Start of DATA SUPPLIED
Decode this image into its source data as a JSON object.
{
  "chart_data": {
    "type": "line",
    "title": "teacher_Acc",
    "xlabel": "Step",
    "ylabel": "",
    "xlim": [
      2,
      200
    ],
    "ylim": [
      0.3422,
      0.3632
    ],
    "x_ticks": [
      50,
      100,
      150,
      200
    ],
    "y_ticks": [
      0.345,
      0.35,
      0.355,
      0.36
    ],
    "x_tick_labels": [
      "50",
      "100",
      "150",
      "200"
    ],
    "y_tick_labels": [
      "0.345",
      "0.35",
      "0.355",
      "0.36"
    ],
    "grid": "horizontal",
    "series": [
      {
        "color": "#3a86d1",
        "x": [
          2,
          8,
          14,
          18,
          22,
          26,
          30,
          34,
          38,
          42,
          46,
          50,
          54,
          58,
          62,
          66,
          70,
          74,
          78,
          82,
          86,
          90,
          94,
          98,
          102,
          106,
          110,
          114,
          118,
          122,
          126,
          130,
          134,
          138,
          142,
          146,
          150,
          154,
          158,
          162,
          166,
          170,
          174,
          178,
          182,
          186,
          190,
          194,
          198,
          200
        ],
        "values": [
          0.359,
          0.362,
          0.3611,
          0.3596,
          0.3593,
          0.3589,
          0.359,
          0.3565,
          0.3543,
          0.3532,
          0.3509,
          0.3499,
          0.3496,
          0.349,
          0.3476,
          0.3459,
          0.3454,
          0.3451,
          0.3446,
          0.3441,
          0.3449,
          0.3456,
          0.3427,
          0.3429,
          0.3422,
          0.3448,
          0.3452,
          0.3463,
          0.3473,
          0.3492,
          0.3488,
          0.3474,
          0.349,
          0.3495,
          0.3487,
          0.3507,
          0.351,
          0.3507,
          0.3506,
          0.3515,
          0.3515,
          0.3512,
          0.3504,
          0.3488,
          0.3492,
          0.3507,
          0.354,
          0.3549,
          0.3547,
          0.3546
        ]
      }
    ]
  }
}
End of DATA SUPPLIED
● EXERCISE OBJECTIVE: Give all of the entries again, word for word.

● ANSWER IN FULL:
Decode this image into its source data as a JSON object.
{
  "chart_data": {
    "type": "line",
    "title": "teacher_Acc",
    "xlabel": "Step",
    "ylabel": "",
    "xlim": [
      2,
      200
    ],
    "ylim": [
      0.3422,
      0.3632
    ],
    "x_ticks": [
      50,
      100,
      150,
      200
    ],
    "y_ticks": [
      0.345,
      0.35,
      0.355,
      0.36
    ],
    "x_tick_labels": [
      "50",
      "100",
      "150",
      "200"
    ],
    "y_tick_labels": [
      "0.345",
      "0.35",
      "0.355",
      "0.36"
    ],
    "grid": "horizontal",
    "series": [
      {
        "color": "#3a86d1",
        "x": [
          2,
          8,
          14,
          18,
          22,
          26,
          30,
          34,
          38,
          42,
          46,
          50,
          54,
          58,
          62,
          66,
          70,
          74,
          78,
          82,
          86,
          90,
          94,
          98,
          102,
          106,
          110,
          114,
          118,
          122,
          126,
          130,
          134,
          138,
          142,
          146,
          150,
          154,
          158,
          162,
          166,
          170,
          174,
          178,
          182,
          186,
          190,
          194,
          198,
          200
        ],
        "values": [
          0.359,
          0.362,
          0.3611,
          0.3596,
          0.3593,
          0.3589,
          0.359,
          0.3565,
          0.3543,
          0.3532,
          0.3509,
          0.3499,
          0.3496,
          0.349,
          0.3476,
          0.3459,
          0.3454,
          0.3451,
          0.3446,
          0.3441,
          0.3449,
          0.3456,
          0.3427,
          0.3429,
          0.3422,
          0.3448,
          0.3452,
          0.3463,
          0.3473,
          0.3492,
          0.3488,
          0.3474,
          0.349,
          0.3495,
          0.3487,
          0.3507,
          0.351,
          0.3507,
          0.3506,
          0.3515,
          0.3515,
          0.3512,
          0.3504,
          0.3488,
          0.3492,
          0.3507,
          0.354,
          0.3549,
          0.3547,
          0.3546
        ]
      }
    ]
  }
}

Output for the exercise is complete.